Format all the rows below as a JSON list of strings, one string per line, leaving out blank lines.
━━━
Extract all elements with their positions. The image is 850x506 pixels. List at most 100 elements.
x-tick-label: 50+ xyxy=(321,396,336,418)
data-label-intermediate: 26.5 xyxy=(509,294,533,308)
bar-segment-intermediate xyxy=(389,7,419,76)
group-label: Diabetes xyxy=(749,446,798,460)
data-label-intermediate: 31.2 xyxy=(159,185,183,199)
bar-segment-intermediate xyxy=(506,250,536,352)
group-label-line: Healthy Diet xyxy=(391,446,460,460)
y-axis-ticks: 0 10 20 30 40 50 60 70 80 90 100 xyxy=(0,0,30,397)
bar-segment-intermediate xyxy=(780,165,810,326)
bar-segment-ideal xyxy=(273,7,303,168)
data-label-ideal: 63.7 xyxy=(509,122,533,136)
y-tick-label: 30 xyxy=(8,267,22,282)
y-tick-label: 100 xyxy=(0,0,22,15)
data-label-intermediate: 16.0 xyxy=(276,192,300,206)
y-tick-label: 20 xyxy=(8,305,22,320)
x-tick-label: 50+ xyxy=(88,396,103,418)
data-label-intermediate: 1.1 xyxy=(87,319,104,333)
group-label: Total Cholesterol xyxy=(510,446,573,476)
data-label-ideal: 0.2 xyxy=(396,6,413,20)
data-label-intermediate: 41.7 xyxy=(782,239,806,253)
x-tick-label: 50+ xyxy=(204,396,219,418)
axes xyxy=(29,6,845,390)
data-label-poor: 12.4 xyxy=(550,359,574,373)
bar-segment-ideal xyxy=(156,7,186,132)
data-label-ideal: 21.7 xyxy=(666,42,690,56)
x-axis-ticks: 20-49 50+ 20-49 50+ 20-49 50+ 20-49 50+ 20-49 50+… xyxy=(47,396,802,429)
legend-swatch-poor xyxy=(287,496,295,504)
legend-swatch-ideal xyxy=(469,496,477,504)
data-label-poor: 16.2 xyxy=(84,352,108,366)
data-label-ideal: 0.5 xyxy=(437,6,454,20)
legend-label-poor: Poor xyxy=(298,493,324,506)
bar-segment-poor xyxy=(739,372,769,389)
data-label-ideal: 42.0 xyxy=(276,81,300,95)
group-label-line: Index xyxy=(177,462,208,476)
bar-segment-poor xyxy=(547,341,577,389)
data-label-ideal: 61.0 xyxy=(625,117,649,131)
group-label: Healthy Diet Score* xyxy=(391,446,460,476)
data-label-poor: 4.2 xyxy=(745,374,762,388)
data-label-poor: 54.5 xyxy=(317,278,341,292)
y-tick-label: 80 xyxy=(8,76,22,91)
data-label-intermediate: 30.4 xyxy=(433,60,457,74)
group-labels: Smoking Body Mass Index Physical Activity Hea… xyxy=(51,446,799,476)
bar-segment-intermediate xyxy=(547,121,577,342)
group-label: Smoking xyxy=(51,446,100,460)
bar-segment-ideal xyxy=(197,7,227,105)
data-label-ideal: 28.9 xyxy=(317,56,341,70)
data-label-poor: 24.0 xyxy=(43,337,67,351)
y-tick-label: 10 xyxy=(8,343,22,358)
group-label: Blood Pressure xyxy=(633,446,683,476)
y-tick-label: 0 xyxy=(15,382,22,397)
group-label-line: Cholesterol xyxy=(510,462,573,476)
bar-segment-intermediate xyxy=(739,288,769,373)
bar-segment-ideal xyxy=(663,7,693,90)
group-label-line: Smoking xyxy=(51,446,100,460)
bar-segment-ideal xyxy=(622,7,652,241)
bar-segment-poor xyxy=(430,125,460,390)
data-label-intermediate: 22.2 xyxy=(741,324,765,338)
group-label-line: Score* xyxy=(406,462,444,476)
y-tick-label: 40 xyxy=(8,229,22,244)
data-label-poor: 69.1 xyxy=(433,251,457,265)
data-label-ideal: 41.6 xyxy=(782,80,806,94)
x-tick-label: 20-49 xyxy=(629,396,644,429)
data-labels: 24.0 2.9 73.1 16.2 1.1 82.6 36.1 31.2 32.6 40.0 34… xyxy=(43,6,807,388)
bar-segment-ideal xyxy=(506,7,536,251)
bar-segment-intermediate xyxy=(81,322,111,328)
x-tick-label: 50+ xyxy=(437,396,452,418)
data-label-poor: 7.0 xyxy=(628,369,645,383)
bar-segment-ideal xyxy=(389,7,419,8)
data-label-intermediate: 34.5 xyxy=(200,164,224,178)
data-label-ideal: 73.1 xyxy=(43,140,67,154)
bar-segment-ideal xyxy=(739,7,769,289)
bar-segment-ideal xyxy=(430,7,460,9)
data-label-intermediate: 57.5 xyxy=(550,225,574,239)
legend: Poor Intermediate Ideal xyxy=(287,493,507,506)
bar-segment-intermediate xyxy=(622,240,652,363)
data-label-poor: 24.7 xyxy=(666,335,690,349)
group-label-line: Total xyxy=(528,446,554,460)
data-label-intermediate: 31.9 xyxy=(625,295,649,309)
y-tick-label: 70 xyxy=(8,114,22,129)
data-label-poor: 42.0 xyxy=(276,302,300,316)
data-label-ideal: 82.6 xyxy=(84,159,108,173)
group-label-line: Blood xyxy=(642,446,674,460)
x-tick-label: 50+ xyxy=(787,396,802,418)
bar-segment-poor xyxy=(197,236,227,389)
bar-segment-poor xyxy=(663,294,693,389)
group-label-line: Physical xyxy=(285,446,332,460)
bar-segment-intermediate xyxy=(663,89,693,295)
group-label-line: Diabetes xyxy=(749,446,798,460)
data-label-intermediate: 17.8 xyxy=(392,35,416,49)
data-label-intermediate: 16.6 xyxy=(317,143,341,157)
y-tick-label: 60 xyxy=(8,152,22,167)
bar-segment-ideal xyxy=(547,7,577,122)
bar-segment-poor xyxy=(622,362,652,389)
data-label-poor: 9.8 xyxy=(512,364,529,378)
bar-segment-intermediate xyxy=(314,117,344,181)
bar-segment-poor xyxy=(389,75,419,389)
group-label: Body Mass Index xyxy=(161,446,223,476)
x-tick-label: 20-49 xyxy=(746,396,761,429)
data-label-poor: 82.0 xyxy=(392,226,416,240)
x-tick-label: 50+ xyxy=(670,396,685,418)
━━━
- Full output
[
  "Extract all elements with their positions. The image is 850x506 pixels. List at most 100 elements.",
  "x-tick-label: 50+ xyxy=(321,396,336,418)",
  "data-label-intermediate: 26.5 xyxy=(509,294,533,308)",
  "bar-segment-intermediate xyxy=(389,7,419,76)",
  "group-label: Diabetes xyxy=(749,446,798,460)",
  "data-label-intermediate: 31.2 xyxy=(159,185,183,199)",
  "bar-segment-intermediate xyxy=(506,250,536,352)",
  "group-label-line: Healthy Diet xyxy=(391,446,460,460)",
  "y-axis-ticks: 0 10 20 30 40 50 60 70 80 90 100 xyxy=(0,0,30,397)",
  "bar-segment-intermediate xyxy=(780,165,810,326)",
  "bar-segment-ideal xyxy=(273,7,303,168)",
  "data-label-ideal: 63.7 xyxy=(509,122,533,136)",
  "y-tick-label: 30 xyxy=(8,267,22,282)",
  "y-tick-label: 100 xyxy=(0,0,22,15)",
  "data-label-intermediate: 16.0 xyxy=(276,192,300,206)",
  "y-tick-label: 20 xyxy=(8,305,22,320)",
  "x-tick-label: 50+ xyxy=(88,396,103,418)",
  "data-label-intermediate: 1.1 xyxy=(87,319,104,333)",
  "group-label: Total Cholesterol xyxy=(510,446,573,476)",
  "data-label-ideal: 0.2 xyxy=(396,6,413,20)",
  "data-label-intermediate: 41.7 xyxy=(782,239,806,253)",
  "x-tick-label: 50+ xyxy=(204,396,219,418)",
  "axes xyxy=(29,6,845,390)",
  "data-label-poor: 12.4 xyxy=(550,359,574,373)",
  "bar-segment-ideal xyxy=(156,7,186,132)",
  "data-label-ideal: 21.7 xyxy=(666,42,690,56)",
  "x-axis-ticks: 20-49 50+ 20-49 50+ 20-49 50+ 20-49 50+ 20-49 50+… xyxy=(47,396,802,429)",
  "legend-swatch-poor xyxy=(287,496,295,504)",
  "legend-swatch-ideal xyxy=(469,496,477,504)",
  "data-label-poor: 16.2 xyxy=(84,352,108,366)",
  "data-label-ideal: 0.5 xyxy=(437,6,454,20)",
  "legend-label-poor: Poor xyxy=(298,493,324,506)",
  "bar-segment-poor xyxy=(739,372,769,389)",
  "data-label-ideal: 42.0 xyxy=(276,81,300,95)",
  "group-label-line: Index xyxy=(177,462,208,476)",
  "bar-segment-poor xyxy=(547,341,577,389)",
  "data-label-ideal: 61.0 xyxy=(625,117,649,131)",
  "group-label: Healthy Diet Score* xyxy=(391,446,460,476)",
  "data-label-poor: 4.2 xyxy=(745,374,762,388)",
  "data-label-poor: 54.5 xyxy=(317,278,341,292)",
  "y-tick-label: 80 xyxy=(8,76,22,91)",
  "data-label-intermediate: 30.4 xyxy=(433,60,457,74)",
  "group-labels: Smoking Body Mass Index Physical Activity Hea… xyxy=(51,446,799,476)",
  "bar-segment-intermediate xyxy=(547,121,577,342)",
  "group-label: Smoking xyxy=(51,446,100,460)",
  "bar-segment-ideal xyxy=(197,7,227,105)",
  "data-label-ideal: 28.9 xyxy=(317,56,341,70)",
  "data-label-poor: 24.0 xyxy=(43,337,67,351)",
  "y-tick-label: 10 xyxy=(8,343,22,358)",
  "group-label: Blood Pressure xyxy=(633,446,683,476)",
  "y-tick-label: 0 xyxy=(15,382,22,397)",
  "group-label-line: Cholesterol xyxy=(510,462,573,476)",
  "bar-segment-intermediate xyxy=(739,288,769,373)",
  "bar-segment-ideal xyxy=(663,7,693,90)",
  "group-label-line: Smoking xyxy=(51,446,100,460)",
  "bar-segment-ideal xyxy=(622,7,652,241)",
  "bar-segment-poor xyxy=(430,125,460,390)",
  "data-label-intermediate: 22.2 xyxy=(741,324,765,338)",
  "group-label-line: Score* xyxy=(406,462,444,476)",
  "y-tick-label: 40 xyxy=(8,229,22,244)",
  "data-label-poor: 69.1 xyxy=(433,251,457,265)",
  "data-label-ideal: 41.6 xyxy=(782,80,806,94)",
  "x-tick-label: 20-49 xyxy=(629,396,644,429)",
  "data-labels: 24.0 2.9 73.1 16.2 1.1 82.6 36.1 31.2 32.6 40.0 34… xyxy=(43,6,807,388)",
  "bar-segment-ideal xyxy=(506,7,536,251)",
  "bar-segment-intermediate xyxy=(81,322,111,328)",
  "x-tick-label: 50+ xyxy=(437,396,452,418)",
  "data-label-poor: 7.0 xyxy=(628,369,645,383)",
  "bar-segment-ideal xyxy=(389,7,419,8)",
  "data-label-intermediate: 34.5 xyxy=(200,164,224,178)",
  "data-label-ideal: 73.1 xyxy=(43,140,67,154)",
  "bar-segment-ideal xyxy=(739,7,769,289)",
  "bar-segment-ideal xyxy=(430,7,460,9)",
  "data-label-intermediate: 57.5 xyxy=(550,225,574,239)",
  "legend: Poor Intermediate Ideal xyxy=(287,493,507,506)",
  "bar-segment-intermediate xyxy=(622,240,652,363)",
  "data-label-poor: 24.7 xyxy=(666,335,690,349)",
  "group-label-line: Total xyxy=(528,446,554,460)",
  "data-label-intermediate: 31.9 xyxy=(625,295,649,309)",
  "y-tick-label: 70 xyxy=(8,114,22,129)",
  "data-label-poor: 42.0 xyxy=(276,302,300,316)",
  "data-label-ideal: 82.6 xyxy=(84,159,108,173)",
  "group-label-line: Blood xyxy=(642,446,674,460)",
  "x-tick-label: 50+ xyxy=(787,396,802,418)",
  "bar-segment-poor xyxy=(197,236,227,389)",
  "bar-segment-poor xyxy=(663,294,693,389)",
  "group-label-line: Physical xyxy=(285,446,332,460)",
  "bar-segment-intermediate xyxy=(663,89,693,295)",
  "group-label-line: Diabetes xyxy=(749,446,798,460)",
  "data-label-intermediate: 17.8 xyxy=(392,35,416,49)",
  "data-label-intermediate: 16.6 xyxy=(317,143,341,157)",
  "y-tick-label: 60 xyxy=(8,152,22,167)",
  "bar-segment-ideal xyxy=(547,7,577,122)",
  "bar-segment-poor xyxy=(622,362,652,389)",
  "data-label-poor: 9.8 xyxy=(512,364,529,378)",
  "bar-segment-intermediate xyxy=(314,117,344,181)",
  "bar-segment-poor xyxy=(389,75,419,389)",
  "group-label: Body Mass Index xyxy=(161,446,223,476)",
  "x-tick-label: 20-49 xyxy=(746,396,761,429)",
  "data-label-poor: 82.0 xyxy=(392,226,416,240)",
  "x-tick-label: 50+ xyxy=(670,396,685,418)"
]